** Begin **
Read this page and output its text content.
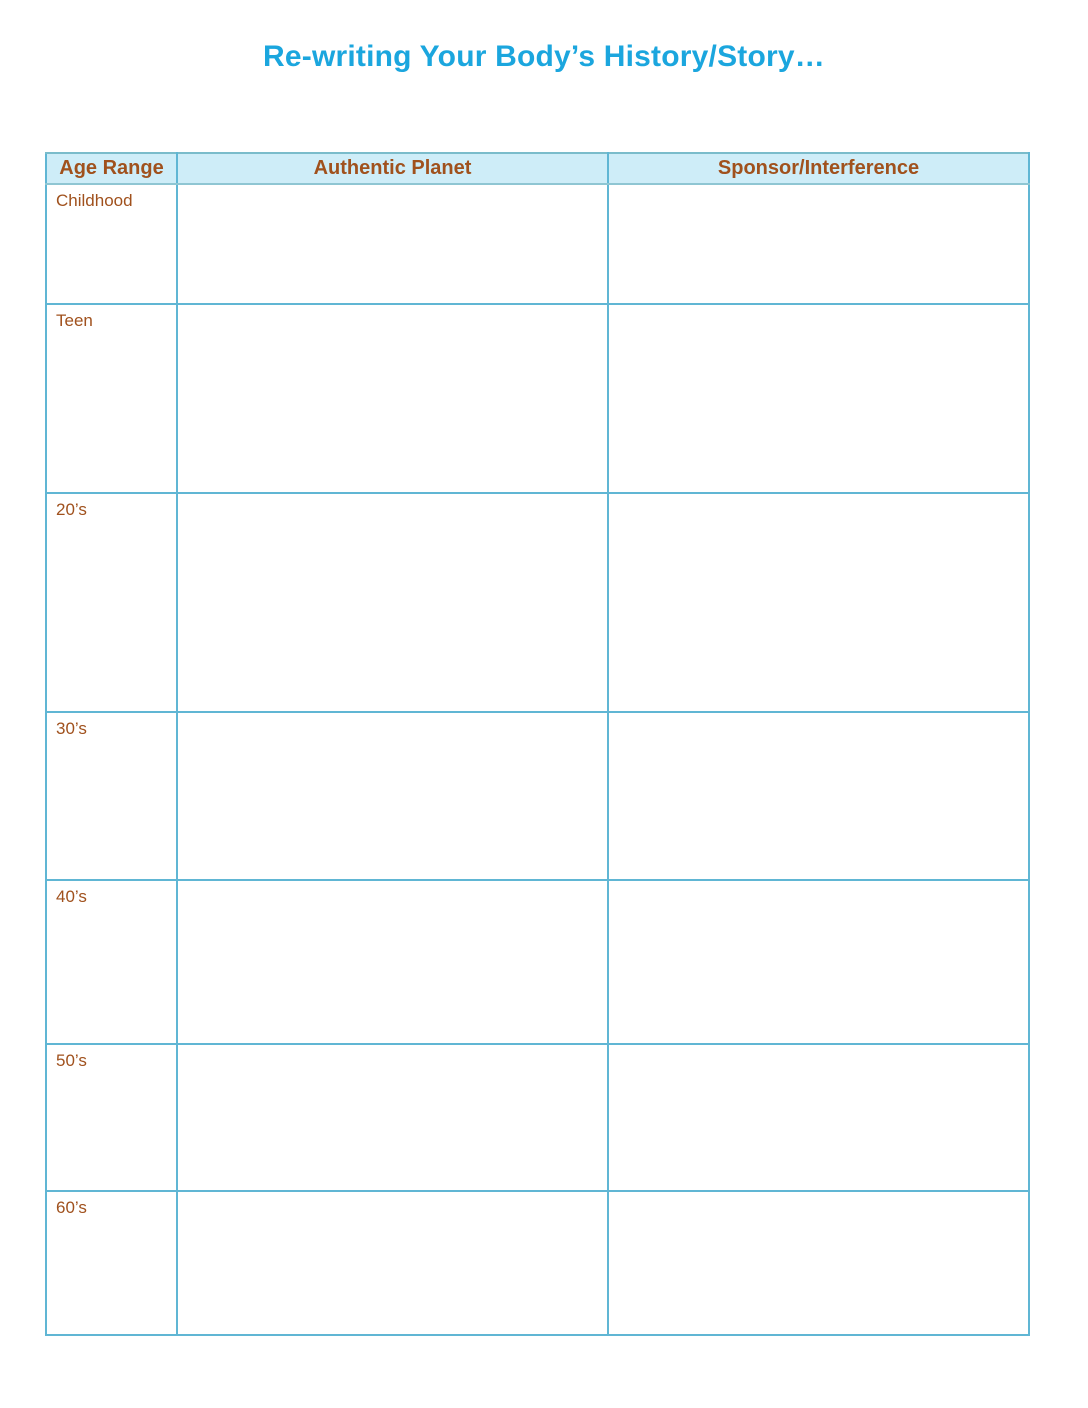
Re-writing Your Body’s History/Story…
Age Range	Authentic Planet	Sponsor/Interference
Childhood		
Teen		
20’s		
30’s		
40’s		
50’s		
60’s		
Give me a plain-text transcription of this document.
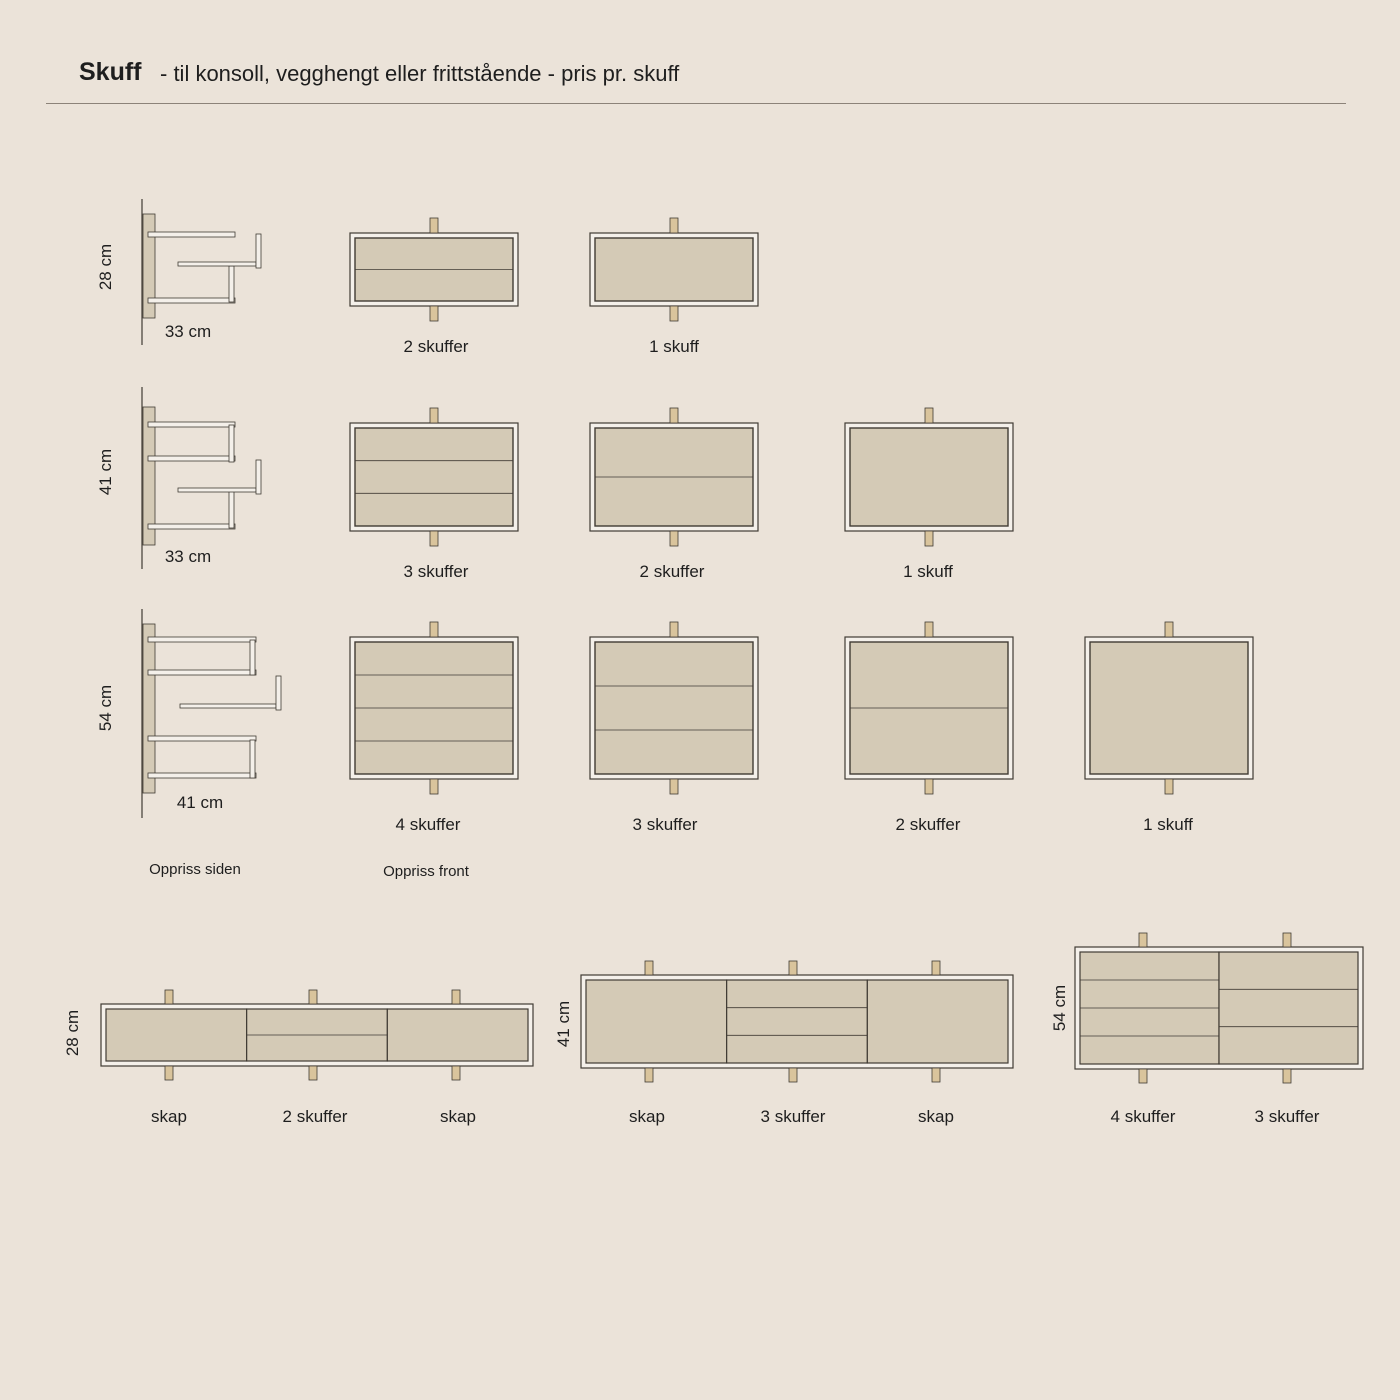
Skuff - til konsoll, vegghengt eller frittstående - pris pr. skuff
28 cm
33 cm
2 skuffer	1 skuff
41 cm
33 cm
3 skuffer	2 skuffer	1 skuff
54 cm
41 cm
4 skuffer	3 skuffer	2 skuffer	1 skuff
Oppriss siden	Oppriss front
28 cm
skap	2 skuffer	skap
41 cm
skap	3 skuffer	skap
54 cm
4 skuffer	3 skuffer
** End **
• _Set problem_:
Each line holding "this" must be found and copied.

• _Problem solution_:
Read this page and output its text content.
Give me a plain-text transcription of this document.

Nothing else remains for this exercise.